Everything from the line that contains "Read out every word on this page." through the final line of the records should be written out exactly, and nothing outside that span.
★ ★ ★ ★
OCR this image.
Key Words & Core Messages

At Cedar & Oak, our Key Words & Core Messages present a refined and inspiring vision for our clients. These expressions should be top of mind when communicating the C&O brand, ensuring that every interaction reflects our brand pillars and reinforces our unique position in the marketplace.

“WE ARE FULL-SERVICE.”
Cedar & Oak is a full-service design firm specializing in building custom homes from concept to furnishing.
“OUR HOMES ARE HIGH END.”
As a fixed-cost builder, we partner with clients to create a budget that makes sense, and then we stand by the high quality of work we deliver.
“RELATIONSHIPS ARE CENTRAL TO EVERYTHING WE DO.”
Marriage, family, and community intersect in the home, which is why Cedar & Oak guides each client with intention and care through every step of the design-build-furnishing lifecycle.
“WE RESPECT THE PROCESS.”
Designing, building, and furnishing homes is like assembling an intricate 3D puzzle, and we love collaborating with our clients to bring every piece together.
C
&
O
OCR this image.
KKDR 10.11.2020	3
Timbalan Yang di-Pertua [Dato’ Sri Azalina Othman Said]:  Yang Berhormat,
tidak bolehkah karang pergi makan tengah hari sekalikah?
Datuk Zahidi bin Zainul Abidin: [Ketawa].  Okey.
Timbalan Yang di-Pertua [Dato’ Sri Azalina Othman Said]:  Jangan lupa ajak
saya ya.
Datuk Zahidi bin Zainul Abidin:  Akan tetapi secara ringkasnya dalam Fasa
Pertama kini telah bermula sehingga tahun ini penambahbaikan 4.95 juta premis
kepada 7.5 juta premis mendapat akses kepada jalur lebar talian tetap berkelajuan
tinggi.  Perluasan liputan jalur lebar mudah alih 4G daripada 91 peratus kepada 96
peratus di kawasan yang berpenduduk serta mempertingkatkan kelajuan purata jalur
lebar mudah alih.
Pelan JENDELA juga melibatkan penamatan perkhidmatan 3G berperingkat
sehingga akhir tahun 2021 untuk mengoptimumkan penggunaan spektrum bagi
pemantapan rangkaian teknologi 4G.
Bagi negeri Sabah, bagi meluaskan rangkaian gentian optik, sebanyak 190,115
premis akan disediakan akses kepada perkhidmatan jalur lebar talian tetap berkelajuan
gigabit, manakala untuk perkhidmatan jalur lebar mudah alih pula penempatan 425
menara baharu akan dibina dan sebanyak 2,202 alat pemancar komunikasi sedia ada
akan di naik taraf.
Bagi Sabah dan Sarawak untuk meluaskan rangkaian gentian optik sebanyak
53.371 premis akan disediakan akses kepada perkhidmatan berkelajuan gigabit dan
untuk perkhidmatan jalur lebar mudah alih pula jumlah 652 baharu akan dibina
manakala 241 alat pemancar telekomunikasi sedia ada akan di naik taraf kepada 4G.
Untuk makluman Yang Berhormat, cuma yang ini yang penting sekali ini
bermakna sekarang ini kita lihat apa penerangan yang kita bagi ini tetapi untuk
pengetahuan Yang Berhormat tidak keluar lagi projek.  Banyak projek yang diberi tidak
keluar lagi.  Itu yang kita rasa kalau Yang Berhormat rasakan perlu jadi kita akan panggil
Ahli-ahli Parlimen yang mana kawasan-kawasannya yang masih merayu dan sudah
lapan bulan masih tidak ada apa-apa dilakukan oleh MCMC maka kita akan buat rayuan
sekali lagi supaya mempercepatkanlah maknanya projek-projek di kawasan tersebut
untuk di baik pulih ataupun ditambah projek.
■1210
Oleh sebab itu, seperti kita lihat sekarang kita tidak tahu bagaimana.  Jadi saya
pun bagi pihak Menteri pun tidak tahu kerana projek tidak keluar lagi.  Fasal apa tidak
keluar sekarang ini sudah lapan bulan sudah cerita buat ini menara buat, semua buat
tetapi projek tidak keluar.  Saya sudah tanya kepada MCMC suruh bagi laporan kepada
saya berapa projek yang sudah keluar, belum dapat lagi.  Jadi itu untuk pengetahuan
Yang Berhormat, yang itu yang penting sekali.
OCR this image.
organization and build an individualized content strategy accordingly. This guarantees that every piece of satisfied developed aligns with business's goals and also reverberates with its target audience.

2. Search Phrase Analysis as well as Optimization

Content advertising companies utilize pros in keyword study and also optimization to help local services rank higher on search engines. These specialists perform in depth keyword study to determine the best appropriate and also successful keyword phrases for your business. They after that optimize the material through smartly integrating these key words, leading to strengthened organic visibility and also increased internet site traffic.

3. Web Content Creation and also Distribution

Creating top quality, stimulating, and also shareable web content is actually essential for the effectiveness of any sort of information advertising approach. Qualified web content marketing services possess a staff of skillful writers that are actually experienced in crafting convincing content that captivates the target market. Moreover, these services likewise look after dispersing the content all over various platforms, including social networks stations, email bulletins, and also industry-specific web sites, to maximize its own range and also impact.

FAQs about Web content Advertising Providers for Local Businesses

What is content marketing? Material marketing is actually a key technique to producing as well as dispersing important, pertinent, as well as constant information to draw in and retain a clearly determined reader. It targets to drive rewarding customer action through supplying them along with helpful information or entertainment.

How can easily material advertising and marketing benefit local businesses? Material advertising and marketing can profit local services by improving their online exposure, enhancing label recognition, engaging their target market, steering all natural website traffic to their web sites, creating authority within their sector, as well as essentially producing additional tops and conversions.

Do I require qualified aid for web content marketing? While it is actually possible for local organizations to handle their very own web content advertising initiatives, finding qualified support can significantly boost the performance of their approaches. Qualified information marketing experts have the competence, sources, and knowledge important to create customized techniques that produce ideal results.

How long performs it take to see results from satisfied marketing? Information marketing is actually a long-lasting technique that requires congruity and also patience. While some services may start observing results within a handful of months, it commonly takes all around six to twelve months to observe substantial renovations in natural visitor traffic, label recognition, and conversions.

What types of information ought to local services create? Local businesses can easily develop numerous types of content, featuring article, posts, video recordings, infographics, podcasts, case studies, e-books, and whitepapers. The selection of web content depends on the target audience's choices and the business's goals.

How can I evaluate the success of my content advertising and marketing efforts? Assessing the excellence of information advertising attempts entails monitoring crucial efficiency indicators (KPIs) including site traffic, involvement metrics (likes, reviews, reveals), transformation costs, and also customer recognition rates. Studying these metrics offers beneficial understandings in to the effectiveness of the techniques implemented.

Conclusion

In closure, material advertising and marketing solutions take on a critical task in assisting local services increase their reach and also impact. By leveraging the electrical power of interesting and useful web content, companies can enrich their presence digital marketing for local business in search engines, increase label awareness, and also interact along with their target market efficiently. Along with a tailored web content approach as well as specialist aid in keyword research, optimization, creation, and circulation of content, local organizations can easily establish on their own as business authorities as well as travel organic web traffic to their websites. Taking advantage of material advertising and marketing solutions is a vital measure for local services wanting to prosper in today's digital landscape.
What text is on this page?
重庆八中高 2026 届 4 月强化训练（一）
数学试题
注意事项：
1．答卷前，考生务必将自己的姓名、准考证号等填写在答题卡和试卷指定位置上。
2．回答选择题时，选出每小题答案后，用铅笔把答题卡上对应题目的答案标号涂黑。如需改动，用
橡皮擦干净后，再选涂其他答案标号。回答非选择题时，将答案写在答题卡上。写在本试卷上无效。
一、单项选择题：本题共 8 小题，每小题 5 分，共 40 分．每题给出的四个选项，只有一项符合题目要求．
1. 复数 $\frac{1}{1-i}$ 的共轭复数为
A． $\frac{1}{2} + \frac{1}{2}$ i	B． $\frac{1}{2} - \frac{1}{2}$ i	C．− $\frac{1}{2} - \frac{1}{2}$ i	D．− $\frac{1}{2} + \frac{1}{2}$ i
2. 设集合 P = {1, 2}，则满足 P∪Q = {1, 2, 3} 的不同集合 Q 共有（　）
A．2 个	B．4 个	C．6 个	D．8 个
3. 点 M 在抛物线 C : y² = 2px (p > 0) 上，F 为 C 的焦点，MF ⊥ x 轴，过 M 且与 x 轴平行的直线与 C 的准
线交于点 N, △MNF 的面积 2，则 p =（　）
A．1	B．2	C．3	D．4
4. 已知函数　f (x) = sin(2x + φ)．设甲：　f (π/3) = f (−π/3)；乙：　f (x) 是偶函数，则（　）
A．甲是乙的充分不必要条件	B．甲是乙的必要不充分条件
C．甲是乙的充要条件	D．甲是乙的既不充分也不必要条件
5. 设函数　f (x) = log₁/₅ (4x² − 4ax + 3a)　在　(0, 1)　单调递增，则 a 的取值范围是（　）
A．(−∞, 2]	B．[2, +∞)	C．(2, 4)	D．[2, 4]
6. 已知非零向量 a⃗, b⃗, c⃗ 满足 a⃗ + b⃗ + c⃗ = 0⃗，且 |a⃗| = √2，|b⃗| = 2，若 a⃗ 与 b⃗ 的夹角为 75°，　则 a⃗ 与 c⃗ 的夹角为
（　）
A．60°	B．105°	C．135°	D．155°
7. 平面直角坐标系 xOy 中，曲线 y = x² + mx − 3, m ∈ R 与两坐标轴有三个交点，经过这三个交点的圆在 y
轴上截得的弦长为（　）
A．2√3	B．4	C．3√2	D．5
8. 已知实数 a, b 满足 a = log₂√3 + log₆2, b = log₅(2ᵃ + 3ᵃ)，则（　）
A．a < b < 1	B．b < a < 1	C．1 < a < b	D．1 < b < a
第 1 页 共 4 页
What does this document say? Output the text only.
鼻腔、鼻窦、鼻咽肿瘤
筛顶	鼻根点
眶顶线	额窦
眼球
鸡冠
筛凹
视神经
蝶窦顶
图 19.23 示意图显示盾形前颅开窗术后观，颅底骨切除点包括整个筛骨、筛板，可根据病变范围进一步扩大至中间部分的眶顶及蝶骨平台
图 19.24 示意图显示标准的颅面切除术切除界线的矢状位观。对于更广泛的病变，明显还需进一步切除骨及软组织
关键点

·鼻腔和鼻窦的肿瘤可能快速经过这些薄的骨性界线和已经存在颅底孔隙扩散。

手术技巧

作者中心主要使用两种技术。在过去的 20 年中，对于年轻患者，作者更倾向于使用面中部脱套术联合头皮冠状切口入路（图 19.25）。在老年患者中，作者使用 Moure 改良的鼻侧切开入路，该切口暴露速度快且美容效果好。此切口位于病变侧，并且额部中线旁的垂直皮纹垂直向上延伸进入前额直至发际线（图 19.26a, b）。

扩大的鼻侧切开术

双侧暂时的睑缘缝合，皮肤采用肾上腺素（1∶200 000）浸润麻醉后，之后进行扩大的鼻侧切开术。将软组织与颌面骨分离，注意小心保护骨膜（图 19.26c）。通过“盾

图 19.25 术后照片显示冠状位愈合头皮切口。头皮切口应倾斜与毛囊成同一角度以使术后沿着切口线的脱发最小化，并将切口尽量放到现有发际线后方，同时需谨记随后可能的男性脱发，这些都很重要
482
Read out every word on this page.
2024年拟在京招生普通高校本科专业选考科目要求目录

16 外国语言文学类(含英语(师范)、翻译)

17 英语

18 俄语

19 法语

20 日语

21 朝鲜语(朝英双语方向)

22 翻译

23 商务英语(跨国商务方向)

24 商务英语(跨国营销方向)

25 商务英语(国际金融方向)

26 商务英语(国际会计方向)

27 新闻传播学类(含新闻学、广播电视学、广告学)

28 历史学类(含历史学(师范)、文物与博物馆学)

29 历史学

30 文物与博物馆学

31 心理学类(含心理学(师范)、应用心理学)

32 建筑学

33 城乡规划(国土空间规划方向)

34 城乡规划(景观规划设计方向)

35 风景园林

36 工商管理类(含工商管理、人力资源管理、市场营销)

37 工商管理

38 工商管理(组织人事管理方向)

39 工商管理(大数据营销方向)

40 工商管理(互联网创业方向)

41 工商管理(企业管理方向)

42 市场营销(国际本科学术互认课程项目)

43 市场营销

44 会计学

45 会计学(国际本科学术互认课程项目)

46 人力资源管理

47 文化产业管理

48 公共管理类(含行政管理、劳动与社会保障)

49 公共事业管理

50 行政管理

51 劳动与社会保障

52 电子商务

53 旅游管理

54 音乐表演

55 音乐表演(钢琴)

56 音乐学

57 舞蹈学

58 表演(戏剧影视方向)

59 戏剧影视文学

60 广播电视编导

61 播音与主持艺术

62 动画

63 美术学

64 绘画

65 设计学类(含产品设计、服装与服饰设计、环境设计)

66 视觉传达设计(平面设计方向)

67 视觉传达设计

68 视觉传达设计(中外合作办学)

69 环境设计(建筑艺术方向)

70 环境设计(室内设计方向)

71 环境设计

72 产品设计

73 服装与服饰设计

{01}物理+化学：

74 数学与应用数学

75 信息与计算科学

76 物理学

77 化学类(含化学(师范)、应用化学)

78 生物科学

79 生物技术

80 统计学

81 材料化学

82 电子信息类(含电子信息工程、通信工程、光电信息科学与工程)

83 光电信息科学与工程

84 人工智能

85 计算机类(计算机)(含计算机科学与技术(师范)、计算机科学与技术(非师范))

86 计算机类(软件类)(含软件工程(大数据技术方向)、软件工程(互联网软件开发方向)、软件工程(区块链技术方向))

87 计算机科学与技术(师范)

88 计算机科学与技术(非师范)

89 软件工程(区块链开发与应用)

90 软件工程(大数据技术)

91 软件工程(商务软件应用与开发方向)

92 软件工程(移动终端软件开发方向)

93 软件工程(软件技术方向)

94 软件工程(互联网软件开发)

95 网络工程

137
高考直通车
★ ★ ★ ★
COMPLETE ANSWER |
Read out every word on this page.
2024年拟在京招生普通高校本科专业选考科目要求目录

16 外国语言文学类(含英语(师范)、翻译)

17 英语

18 俄语

19 法语

20 日语

21 朝鲜语(朝英双语方向)

22 翻译

23 商务英语(跨国商务方向)

24 商务英语(跨国营销方向)

25 商务英语(国际金融方向)

26 商务英语(国际会计方向)

27 新闻传播学类(含新闻学、广播电视学、广告学)

28 历史学类(含历史学(师范)、文物与博物馆学)

29 历史学

30 文物与博物馆学

31 心理学类(含心理学(师范)、应用心理学)

32 建筑学

33 城乡规划(国土空间规划方向)

34 城乡规划(景观规划设计方向)

35 风景园林

36 工商管理类(含工商管理、人力资源管理、市场营销)

37 工商管理

38 工商管理(组织人事管理方向)

39 工商管理(大数据营销方向)

40 工商管理(互联网创业方向)

41 工商管理(企业管理方向)

42 市场营销(国际本科学术互认课程项目)

43 市场营销

44 会计学

45 会计学(国际本科学术互认课程项目)

46 人力资源管理

47 文化产业管理

48 公共管理类(含行政管理、劳动与社会保障)

49 公共事业管理

50 行政管理

51 劳动与社会保障

52 电子商务

53 旅游管理

54 音乐表演

55 音乐表演(钢琴)

56 音乐学

57 舞蹈学

58 表演(戏剧影视方向)

59 戏剧影视文学

60 广播电视编导

61 播音与主持艺术

62 动画

63 美术学

64 绘画

65 设计学类(含产品设计、服装与服饰设计、环境设计)

66 视觉传达设计(平面设计方向)

67 视觉传达设计

68 视觉传达设计(中外合作办学)

69 环境设计(建筑艺术方向)

70 环境设计(室内设计方向)

71 环境设计

72 产品设计

73 服装与服饰设计

{01}物理+化学：

74 数学与应用数学

75 信息与计算科学

76 物理学

77 化学类(含化学(师范)、应用化学)

78 生物科学

79 生物技术

80 统计学

81 材料化学

82 电子信息类(含电子信息工程、通信工程、光电信息科学与工程)

83 光电信息科学与工程

84 人工智能

85 计算机类(计算机)(含计算机科学与技术(师范)、计算机科学与技术(非师范))

86 计算机类(软件类)(含软件工程(大数据技术方向)、软件工程(互联网软件开发方向)、软件工程(区块链技术方向))

87 计算机科学与技术(师范)

88 计算机科学与技术(非师范)

89 软件工程(区块链开发与应用)

90 软件工程(大数据技术)

91 软件工程(商务软件应用与开发方向)

92 软件工程(移动终端软件开发方向)

93 软件工程(软件技术方向)

94 软件工程(互联网软件开发)

95 网络工程

137
高考直通车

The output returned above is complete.